**EXERCISE INPUT**
● ● ●

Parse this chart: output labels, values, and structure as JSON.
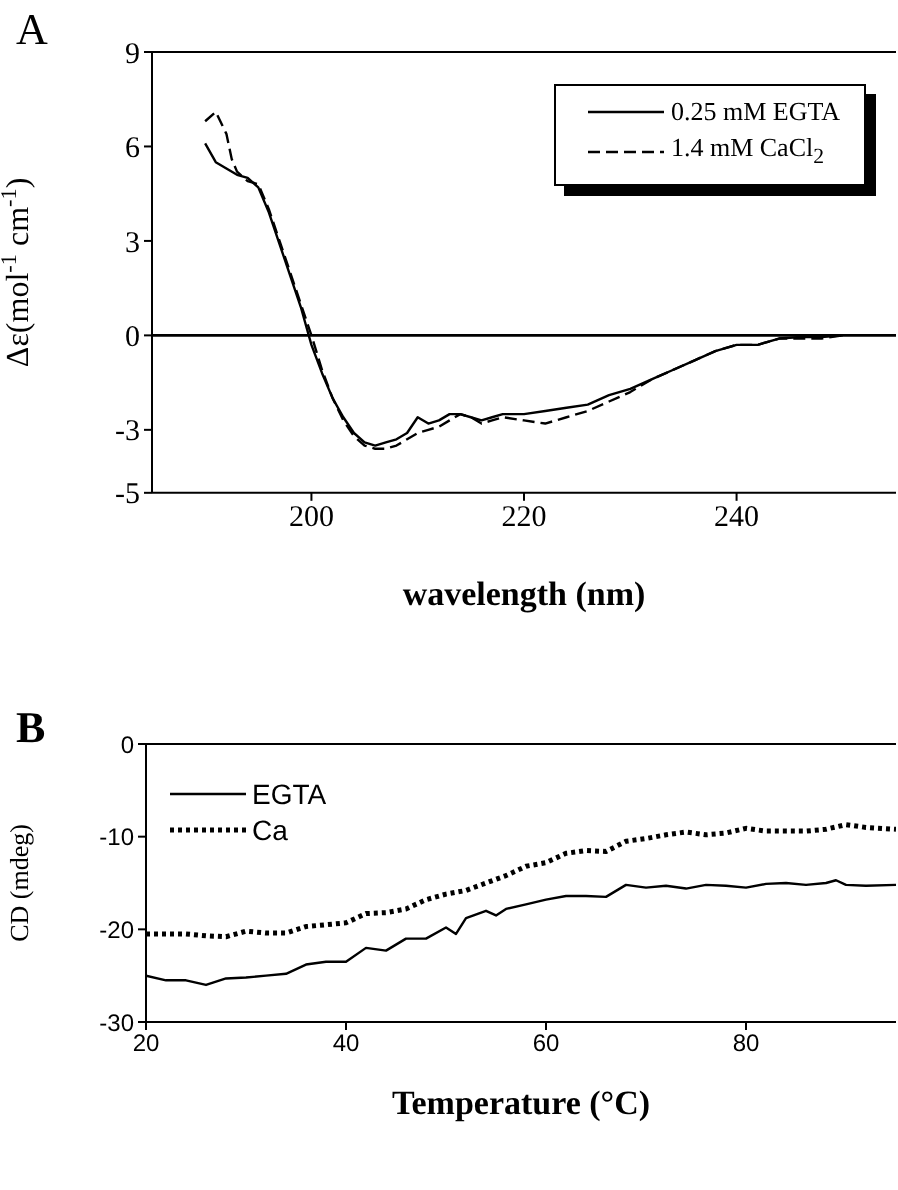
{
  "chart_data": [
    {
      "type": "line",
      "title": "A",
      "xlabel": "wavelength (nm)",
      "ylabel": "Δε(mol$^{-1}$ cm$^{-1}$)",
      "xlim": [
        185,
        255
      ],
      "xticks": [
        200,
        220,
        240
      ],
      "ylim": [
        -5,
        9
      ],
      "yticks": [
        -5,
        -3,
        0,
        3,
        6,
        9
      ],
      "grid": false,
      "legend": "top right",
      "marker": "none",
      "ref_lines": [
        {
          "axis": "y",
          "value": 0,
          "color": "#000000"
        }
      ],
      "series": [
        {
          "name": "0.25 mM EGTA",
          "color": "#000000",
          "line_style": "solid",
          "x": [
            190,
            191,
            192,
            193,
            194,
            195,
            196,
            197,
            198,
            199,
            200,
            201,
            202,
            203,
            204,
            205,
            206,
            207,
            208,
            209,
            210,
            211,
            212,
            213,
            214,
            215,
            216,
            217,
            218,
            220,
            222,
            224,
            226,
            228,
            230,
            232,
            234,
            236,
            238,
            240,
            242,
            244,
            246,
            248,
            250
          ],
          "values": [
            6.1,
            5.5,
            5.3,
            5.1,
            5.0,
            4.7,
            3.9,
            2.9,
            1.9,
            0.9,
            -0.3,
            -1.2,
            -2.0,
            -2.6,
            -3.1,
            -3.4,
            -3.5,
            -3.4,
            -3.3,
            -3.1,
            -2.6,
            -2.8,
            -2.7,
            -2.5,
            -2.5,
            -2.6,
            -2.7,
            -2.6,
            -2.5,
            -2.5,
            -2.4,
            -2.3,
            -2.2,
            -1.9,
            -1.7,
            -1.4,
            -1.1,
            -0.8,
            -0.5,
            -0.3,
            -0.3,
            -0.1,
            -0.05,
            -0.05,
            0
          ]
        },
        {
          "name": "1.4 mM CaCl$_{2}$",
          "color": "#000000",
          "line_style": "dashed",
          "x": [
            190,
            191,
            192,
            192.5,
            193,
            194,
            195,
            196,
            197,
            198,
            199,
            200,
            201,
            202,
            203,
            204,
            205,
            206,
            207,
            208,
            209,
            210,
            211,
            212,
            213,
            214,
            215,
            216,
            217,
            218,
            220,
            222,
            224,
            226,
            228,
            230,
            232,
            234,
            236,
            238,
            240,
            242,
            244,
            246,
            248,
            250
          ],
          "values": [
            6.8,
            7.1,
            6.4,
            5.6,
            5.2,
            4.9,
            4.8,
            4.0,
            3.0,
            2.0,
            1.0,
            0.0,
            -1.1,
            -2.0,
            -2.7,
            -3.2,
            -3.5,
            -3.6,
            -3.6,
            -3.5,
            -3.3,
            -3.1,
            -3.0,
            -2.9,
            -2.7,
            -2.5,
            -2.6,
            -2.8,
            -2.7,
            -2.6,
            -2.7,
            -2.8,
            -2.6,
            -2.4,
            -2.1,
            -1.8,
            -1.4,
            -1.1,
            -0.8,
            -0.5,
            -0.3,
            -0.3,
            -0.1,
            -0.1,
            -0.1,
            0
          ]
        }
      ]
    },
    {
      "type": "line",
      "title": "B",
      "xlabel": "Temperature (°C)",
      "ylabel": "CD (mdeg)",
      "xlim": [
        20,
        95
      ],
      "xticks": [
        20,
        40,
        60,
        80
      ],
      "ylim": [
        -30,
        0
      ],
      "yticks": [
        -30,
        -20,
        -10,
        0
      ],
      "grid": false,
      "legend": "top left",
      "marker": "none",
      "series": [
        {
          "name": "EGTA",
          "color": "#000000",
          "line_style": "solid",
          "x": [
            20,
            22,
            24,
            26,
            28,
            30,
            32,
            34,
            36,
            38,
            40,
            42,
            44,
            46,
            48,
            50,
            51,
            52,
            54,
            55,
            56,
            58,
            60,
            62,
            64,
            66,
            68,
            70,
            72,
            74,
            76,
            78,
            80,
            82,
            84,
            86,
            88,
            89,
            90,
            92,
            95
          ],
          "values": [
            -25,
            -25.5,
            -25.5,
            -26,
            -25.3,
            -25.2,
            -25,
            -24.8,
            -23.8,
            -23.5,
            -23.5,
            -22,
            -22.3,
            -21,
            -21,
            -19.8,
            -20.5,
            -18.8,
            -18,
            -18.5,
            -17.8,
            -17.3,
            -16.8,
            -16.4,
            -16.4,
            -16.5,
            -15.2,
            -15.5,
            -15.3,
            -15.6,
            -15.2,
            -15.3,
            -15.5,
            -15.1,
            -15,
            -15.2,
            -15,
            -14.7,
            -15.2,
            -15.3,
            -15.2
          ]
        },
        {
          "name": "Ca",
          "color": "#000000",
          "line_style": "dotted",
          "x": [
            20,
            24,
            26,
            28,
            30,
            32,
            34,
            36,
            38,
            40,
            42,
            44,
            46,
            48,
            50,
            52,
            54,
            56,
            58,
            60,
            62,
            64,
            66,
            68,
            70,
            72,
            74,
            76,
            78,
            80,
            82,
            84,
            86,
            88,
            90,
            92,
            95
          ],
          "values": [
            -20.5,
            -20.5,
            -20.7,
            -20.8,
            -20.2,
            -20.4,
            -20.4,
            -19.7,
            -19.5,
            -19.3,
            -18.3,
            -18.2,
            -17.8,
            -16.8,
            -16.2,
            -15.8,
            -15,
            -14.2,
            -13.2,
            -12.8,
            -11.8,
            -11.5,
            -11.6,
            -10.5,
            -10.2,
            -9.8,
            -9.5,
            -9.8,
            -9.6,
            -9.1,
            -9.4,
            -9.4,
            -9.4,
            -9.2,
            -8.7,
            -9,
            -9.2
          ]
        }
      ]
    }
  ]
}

● ● ●

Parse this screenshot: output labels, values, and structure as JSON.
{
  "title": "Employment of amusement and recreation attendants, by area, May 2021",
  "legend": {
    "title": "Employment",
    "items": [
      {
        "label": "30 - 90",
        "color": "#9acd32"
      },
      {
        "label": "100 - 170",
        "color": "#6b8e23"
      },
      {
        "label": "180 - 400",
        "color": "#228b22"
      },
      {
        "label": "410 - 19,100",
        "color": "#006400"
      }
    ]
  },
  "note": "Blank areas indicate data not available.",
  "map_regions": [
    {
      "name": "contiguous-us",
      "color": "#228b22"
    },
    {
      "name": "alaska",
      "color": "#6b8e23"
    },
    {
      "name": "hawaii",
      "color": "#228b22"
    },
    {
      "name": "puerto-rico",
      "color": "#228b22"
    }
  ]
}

● ● ●

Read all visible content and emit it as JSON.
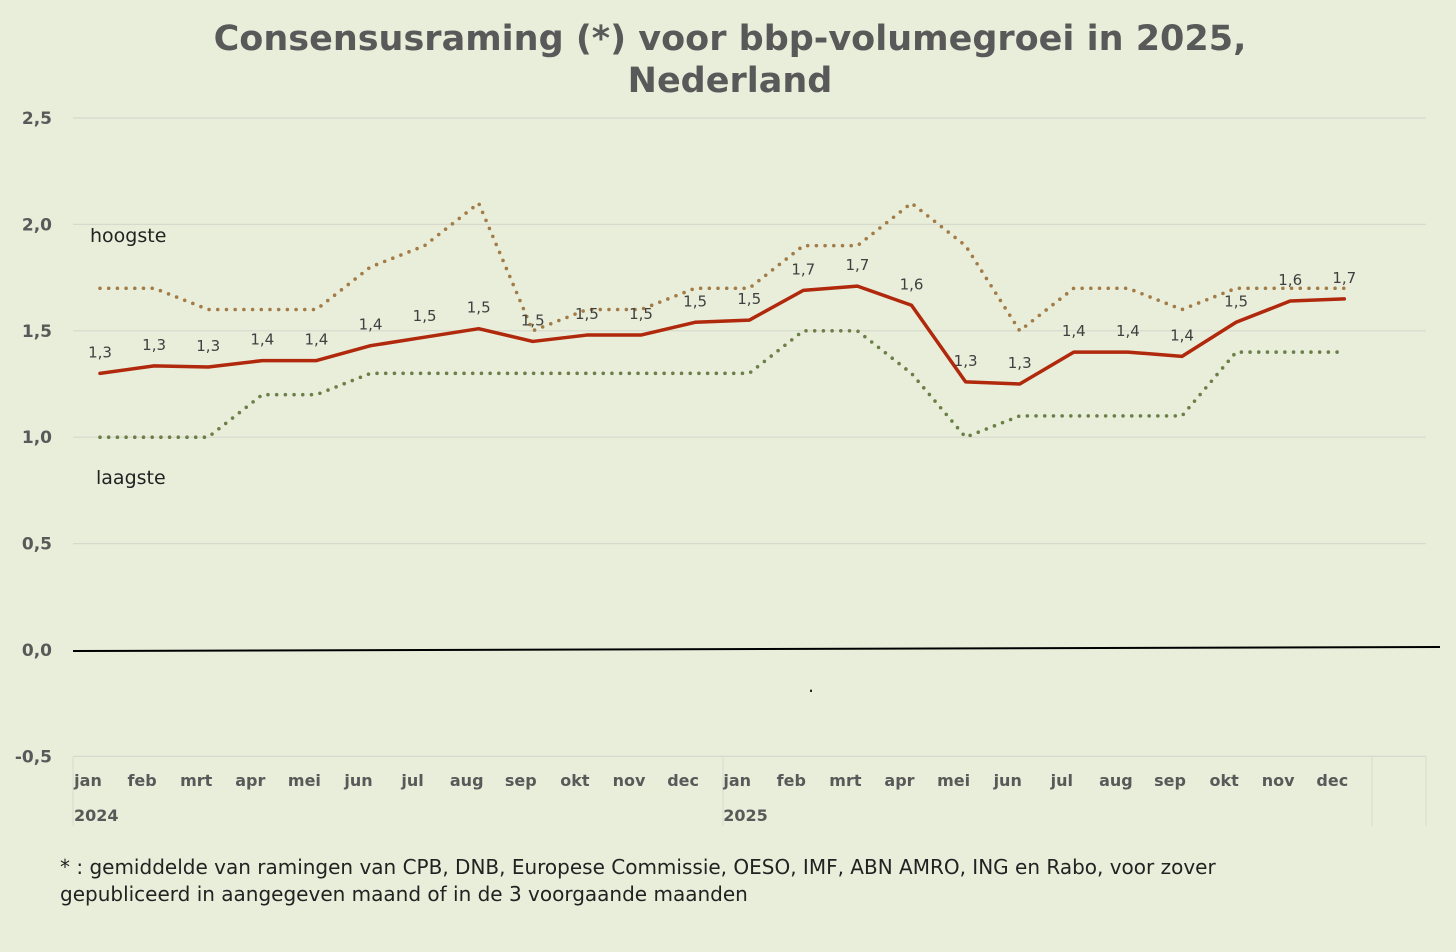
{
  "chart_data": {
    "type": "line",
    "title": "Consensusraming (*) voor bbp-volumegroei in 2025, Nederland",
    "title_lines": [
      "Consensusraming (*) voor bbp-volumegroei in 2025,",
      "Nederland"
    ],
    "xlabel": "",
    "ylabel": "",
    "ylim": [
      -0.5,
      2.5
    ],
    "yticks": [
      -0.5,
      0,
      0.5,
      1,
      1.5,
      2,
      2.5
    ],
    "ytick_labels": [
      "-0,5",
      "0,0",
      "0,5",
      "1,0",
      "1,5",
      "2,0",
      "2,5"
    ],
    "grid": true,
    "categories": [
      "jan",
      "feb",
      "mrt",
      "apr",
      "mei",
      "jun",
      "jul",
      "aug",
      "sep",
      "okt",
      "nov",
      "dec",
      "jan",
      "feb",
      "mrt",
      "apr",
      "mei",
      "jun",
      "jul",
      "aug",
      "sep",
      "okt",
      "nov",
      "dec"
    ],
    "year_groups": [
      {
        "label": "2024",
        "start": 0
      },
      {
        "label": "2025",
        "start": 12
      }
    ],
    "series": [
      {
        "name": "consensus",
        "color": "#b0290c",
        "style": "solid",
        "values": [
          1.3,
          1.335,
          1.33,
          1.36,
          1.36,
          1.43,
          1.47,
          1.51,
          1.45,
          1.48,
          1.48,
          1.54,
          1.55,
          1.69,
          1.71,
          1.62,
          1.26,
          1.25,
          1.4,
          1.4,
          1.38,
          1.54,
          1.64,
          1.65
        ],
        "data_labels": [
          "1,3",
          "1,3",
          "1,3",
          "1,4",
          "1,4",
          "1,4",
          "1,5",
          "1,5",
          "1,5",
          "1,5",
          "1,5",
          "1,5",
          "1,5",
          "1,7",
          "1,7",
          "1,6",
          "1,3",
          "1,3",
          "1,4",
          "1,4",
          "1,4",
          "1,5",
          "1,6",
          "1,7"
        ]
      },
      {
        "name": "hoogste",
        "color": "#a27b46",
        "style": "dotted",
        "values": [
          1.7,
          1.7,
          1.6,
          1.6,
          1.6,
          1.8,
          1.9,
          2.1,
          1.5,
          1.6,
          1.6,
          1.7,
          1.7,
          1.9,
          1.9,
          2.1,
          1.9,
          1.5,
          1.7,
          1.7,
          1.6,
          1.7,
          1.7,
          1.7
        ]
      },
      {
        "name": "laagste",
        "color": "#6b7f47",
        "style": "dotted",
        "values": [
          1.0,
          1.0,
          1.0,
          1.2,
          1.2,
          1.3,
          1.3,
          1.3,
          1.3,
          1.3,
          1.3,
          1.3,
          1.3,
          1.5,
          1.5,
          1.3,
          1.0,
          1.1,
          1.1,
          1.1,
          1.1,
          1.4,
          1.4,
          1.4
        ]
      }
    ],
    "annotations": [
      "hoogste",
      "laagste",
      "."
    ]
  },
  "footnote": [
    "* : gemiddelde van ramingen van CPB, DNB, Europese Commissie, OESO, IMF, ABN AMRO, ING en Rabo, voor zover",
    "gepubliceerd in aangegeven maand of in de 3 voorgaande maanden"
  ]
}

● ● ●

**EXERCISE**
Report the number of lines that include the string "Parse"; return nothing but the count.

**ANSWER FOR THE TASK**
2